Set task => Give every entry again, unchanged, and leave its images out.

═══ Data extract

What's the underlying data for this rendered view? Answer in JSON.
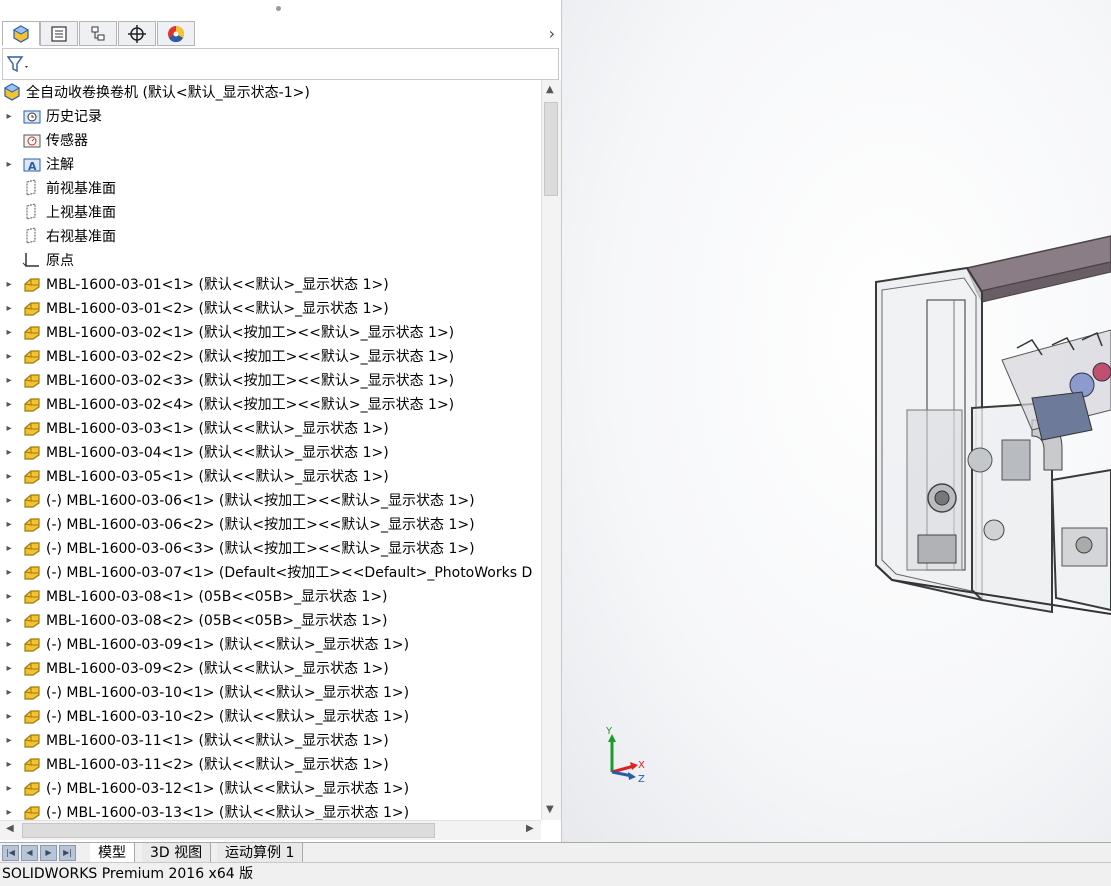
{
  "tree": {
    "root": "全自动收卷换卷机  (默认<默认_显示状态-1>)",
    "items": [
      {
        "label": "历史记录",
        "icon": "history-folder-icon",
        "expandable": true
      },
      {
        "label": "传感器",
        "icon": "sensor-folder-icon",
        "expandable": false
      },
      {
        "label": "注解",
        "icon": "annotation-folder-icon",
        "expandable": true
      },
      {
        "label": "前视基准面",
        "icon": "plane-icon",
        "expandable": false
      },
      {
        "label": "上视基准面",
        "icon": "plane-icon",
        "expandable": false
      },
      {
        "label": "右视基准面",
        "icon": "plane-icon",
        "expandable": false
      },
      {
        "label": "原点",
        "icon": "origin-icon",
        "expandable": false
      },
      {
        "label": "MBL-1600-03-01<1> (默认<<默认>_显示状态 1>)",
        "icon": "part-icon",
        "expandable": true
      },
      {
        "label": "MBL-1600-03-01<2> (默认<<默认>_显示状态 1>)",
        "icon": "part-icon",
        "expandable": true
      },
      {
        "label": "MBL-1600-03-02<1> (默认<按加工><<默认>_显示状态 1>)",
        "icon": "part-icon",
        "expandable": true
      },
      {
        "label": "MBL-1600-03-02<2> (默认<按加工><<默认>_显示状态 1>)",
        "icon": "part-icon",
        "expandable": true
      },
      {
        "label": "MBL-1600-03-02<3> (默认<按加工><<默认>_显示状态 1>)",
        "icon": "part-icon",
        "expandable": true
      },
      {
        "label": "MBL-1600-03-02<4> (默认<按加工><<默认>_显示状态 1>)",
        "icon": "part-icon",
        "expandable": true
      },
      {
        "label": "MBL-1600-03-03<1> (默认<<默认>_显示状态 1>)",
        "icon": "part-icon",
        "expandable": true
      },
      {
        "label": "MBL-1600-03-04<1> (默认<<默认>_显示状态 1>)",
        "icon": "part-icon",
        "expandable": true
      },
      {
        "label": "MBL-1600-03-05<1> (默认<<默认>_显示状态 1>)",
        "icon": "part-icon",
        "expandable": true
      },
      {
        "label": "(-) MBL-1600-03-06<1> (默认<按加工><<默认>_显示状态 1>)",
        "icon": "part-icon",
        "expandable": true
      },
      {
        "label": "(-) MBL-1600-03-06<2> (默认<按加工><<默认>_显示状态 1>)",
        "icon": "part-icon",
        "expandable": true
      },
      {
        "label": "(-) MBL-1600-03-06<3> (默认<按加工><<默认>_显示状态 1>)",
        "icon": "part-icon",
        "expandable": true
      },
      {
        "label": "(-) MBL-1600-03-07<1> (Default<按加工><<Default>_PhotoWorks D",
        "icon": "part-icon",
        "expandable": true
      },
      {
        "label": "MBL-1600-03-08<1> (05B<<05B>_显示状态 1>)",
        "icon": "part-icon",
        "expandable": true
      },
      {
        "label": "MBL-1600-03-08<2> (05B<<05B>_显示状态 1>)",
        "icon": "part-icon",
        "expandable": true
      },
      {
        "label": "(-) MBL-1600-03-09<1> (默认<<默认>_显示状态 1>)",
        "icon": "part-icon",
        "expandable": true
      },
      {
        "label": "MBL-1600-03-09<2> (默认<<默认>_显示状态 1>)",
        "icon": "part-icon",
        "expandable": true
      },
      {
        "label": "(-) MBL-1600-03-10<1> (默认<<默认>_显示状态 1>)",
        "icon": "part-icon",
        "expandable": true
      },
      {
        "label": "(-) MBL-1600-03-10<2> (默认<<默认>_显示状态 1>)",
        "icon": "part-icon",
        "expandable": true
      },
      {
        "label": "MBL-1600-03-11<1> (默认<<默认>_显示状态 1>)",
        "icon": "part-icon",
        "expandable": true
      },
      {
        "label": "MBL-1600-03-11<2> (默认<<默认>_显示状态 1>)",
        "icon": "part-icon",
        "expandable": true
      },
      {
        "label": "(-) MBL-1600-03-12<1> (默认<<默认>_显示状态 1>)",
        "icon": "part-icon",
        "expandable": true
      },
      {
        "label": "(-) MBL-1600-03-13<1> (默认<<默认>_显示状态 1>)",
        "icon": "part-icon",
        "expandable": true
      }
    ]
  },
  "panel_tabs": [
    {
      "name": "feature-manager-tab",
      "icon": "assembly-icon"
    },
    {
      "name": "property-manager-tab",
      "icon": "property-manager-icon"
    },
    {
      "name": "configuration-manager-tab",
      "icon": "configuration-icon"
    },
    {
      "name": "dimxpert-tab",
      "icon": "crosshair-icon"
    },
    {
      "name": "display-manager-tab",
      "icon": "color-wheel-icon"
    }
  ],
  "triad": {
    "y": "Y",
    "x": "X",
    "z": "Z"
  },
  "bottom_tabs": [
    "模型",
    "3D 视图",
    "运动算例 1"
  ],
  "status": "SOLIDWORKS Premium 2016 x64 版",
  "colors": {
    "part_icon": "#f2c230",
    "part_icon_edge": "#a07a10",
    "accent_blue": "#2a5ca8"
  }
}
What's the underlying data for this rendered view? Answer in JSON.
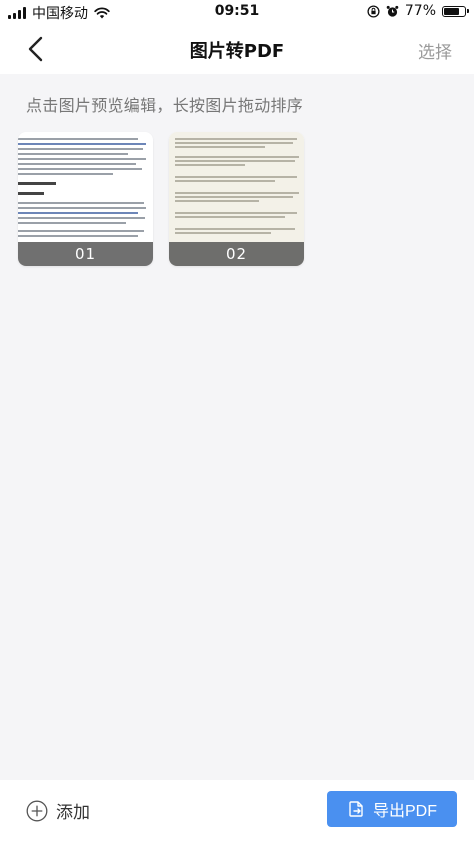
{
  "status_bar": {
    "carrier": "中国移动",
    "time": "09:51",
    "battery_percent": "77%",
    "battery_level": 0.77,
    "icons": [
      "signal-icon",
      "wifi-icon",
      "orientation-lock-icon",
      "alarm-icon",
      "battery-icon"
    ]
  },
  "nav": {
    "back_icon": "chevron-left-icon",
    "title": "图片转PDF",
    "select_label": "选择"
  },
  "main": {
    "hint": "点击图片预览编辑，长按图片拖动排序",
    "thumbnails": [
      {
        "label": "01"
      },
      {
        "label": "02"
      }
    ]
  },
  "bottom": {
    "add_icon": "plus-circle-icon",
    "add_label": "添加",
    "export_icon": "export-file-icon",
    "export_label": "导出PDF",
    "accent_color": "#4a90f0"
  }
}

══════

Output of the exercise =>
What's the underlying data for this rendered view? Answer in JSON.
{
  "tree": {
    "root": "全自动收卷换卷机  (默认<默认_显示状态-1>)",
    "items": [
      {
        "label": "历史记录",
        "icon": "history-folder-icon",
        "expandable": true
      },
      {
        "label": "传感器",
        "icon": "sensor-folder-icon",
        "expandable": false
      },
      {
        "label": "注解",
        "icon": "annotation-folder-icon",
        "expandable": true
      },
      {
        "label": "前视基准面",
        "icon": "plane-icon",
        "expandable": false
      },
      {
        "label": "上视基准面",
        "icon": "plane-icon",
        "expandable": false
      },
      {
        "label": "右视基准面",
        "icon": "plane-icon",
        "expandable": false
      },
      {
        "label": "原点",
        "icon": "origin-icon",
        "expandable": false
      },
      {
        "label": "MBL-1600-03-01<1> (默认<<默认>_显示状态 1>)",
        "icon": "part-icon",
        "expandable": true
      },
      {
        "label": "MBL-1600-03-01<2> (默认<<默认>_显示状态 1>)",
        "icon": "part-icon",
        "expandable": true
      },
      {
        "label": "MBL-1600-03-02<1> (默认<按加工><<默认>_显示状态 1>)",
        "icon": "part-icon",
        "expandable": true
      },
      {
        "label": "MBL-1600-03-02<2> (默认<按加工><<默认>_显示状态 1>)",
        "icon": "part-icon",
        "expandable": true
      },
      {
        "label": "MBL-1600-03-02<3> (默认<按加工><<默认>_显示状态 1>)",
        "icon": "part-icon",
        "expandable": true
      },
      {
        "label": "MBL-1600-03-02<4> (默认<按加工><<默认>_显示状态 1>)",
        "icon": "part-icon",
        "expandable": true
      },
      {
        "label": "MBL-1600-03-03<1> (默认<<默认>_显示状态 1>)",
        "icon": "part-icon",
        "expandable": true
      },
      {
        "label": "MBL-1600-03-04<1> (默认<<默认>_显示状态 1>)",
        "icon": "part-icon",
        "expandable": true
      },
      {
        "label": "MBL-1600-03-05<1> (默认<<默认>_显示状态 1>)",
        "icon": "part-icon",
        "expandable": true
      },
      {
        "label": "(-) MBL-1600-03-06<1> (默认<按加工><<默认>_显示状态 1>)",
        "icon": "part-icon",
        "expandable": true
      },
      {
        "label": "(-) MBL-1600-03-06<2> (默认<按加工><<默认>_显示状态 1>)",
        "icon": "part-icon",
        "expandable": true
      },
      {
        "label": "(-) MBL-1600-03-06<3> (默认<按加工><<默认>_显示状态 1>)",
        "icon": "part-icon",
        "expandable": true
      },
      {
        "label": "(-) MBL-1600-03-07<1> (Default<按加工><<Default>_PhotoWorks D",
        "icon": "part-icon",
        "expandable": true
      },
      {
        "label": "MBL-1600-03-08<1> (05B<<05B>_显示状态 1>)",
        "icon": "part-icon",
        "expandable": true
      },
      {
        "label": "MBL-1600-03-08<2> (05B<<05B>_显示状态 1>)",
        "icon": "part-icon",
        "expandable": true
      },
      {
        "label": "(-) MBL-1600-03-09<1> (默认<<默认>_显示状态 1>)",
        "icon": "part-icon",
        "expandable": true
      },
      {
        "label": "MBL-1600-03-09<2> (默认<<默认>_显示状态 1>)",
        "icon": "part-icon",
        "expandable": true
      },
      {
        "label": "(-) MBL-1600-03-10<1> (默认<<默认>_显示状态 1>)",
        "icon": "part-icon",
        "expandable": true
      },
      {
        "label": "(-) MBL-1600-03-10<2> (默认<<默认>_显示状态 1>)",
        "icon": "part-icon",
        "expandable": true
      },
      {
        "label": "MBL-1600-03-11<1> (默认<<默认>_显示状态 1>)",
        "icon": "part-icon",
        "expandable": true
      },
      {
        "label": "MBL-1600-03-11<2> (默认<<默认>_显示状态 1>)",
        "icon": "part-icon",
        "expandable": true
      },
      {
        "label": "(-) MBL-1600-03-12<1> (默认<<默认>_显示状态 1>)",
        "icon": "part-icon",
        "expandable": true
      },
      {
        "label": "(-) MBL-1600-03-13<1> (默认<<默认>_显示状态 1>)",
        "icon": "part-icon",
        "expandable": true
      }
    ]
  },
  "panel_tabs": [
    {
      "name": "feature-manager-tab",
      "icon": "assembly-icon"
    },
    {
      "name": "property-manager-tab",
      "icon": "property-manager-icon"
    },
    {
      "name": "configuration-manager-tab",
      "icon": "configuration-icon"
    },
    {
      "name": "dimxpert-tab",
      "icon": "crosshair-icon"
    },
    {
      "name": "display-manager-tab",
      "icon": "color-wheel-icon"
    }
  ],
  "triad": {
    "y": "Y",
    "x": "X",
    "z": "Z"
  },
  "bottom_tabs": [
    "模型",
    "3D 视图",
    "运动算例 1"
  ],
  "status": "SOLIDWORKS Premium 2016 x64 版",
  "colors": {
    "part_icon": "#f2c230",
    "part_icon_edge": "#a07a10",
    "accent_blue": "#2a5ca8"
  }
}
What's the underlying data for this rendered view? Answer in JSON.
{
  "status_bar": {
    "carrier": "中国移动",
    "time": "09:51",
    "battery_percent": "77%",
    "battery_level": 0.77,
    "icons": [
      "signal-icon",
      "wifi-icon",
      "orientation-lock-icon",
      "alarm-icon",
      "battery-icon"
    ]
  },
  "nav": {
    "back_icon": "chevron-left-icon",
    "title": "图片转PDF",
    "select_label": "选择"
  },
  "main": {
    "hint": "点击图片预览编辑，长按图片拖动排序",
    "thumbnails": [
      {
        "label": "01"
      },
      {
        "label": "02"
      }
    ]
  },
  "bottom": {
    "add_icon": "plus-circle-icon",
    "add_label": "添加",
    "export_icon": "export-file-icon",
    "export_label": "导出PDF",
    "accent_color": "#4a90f0"
  }
}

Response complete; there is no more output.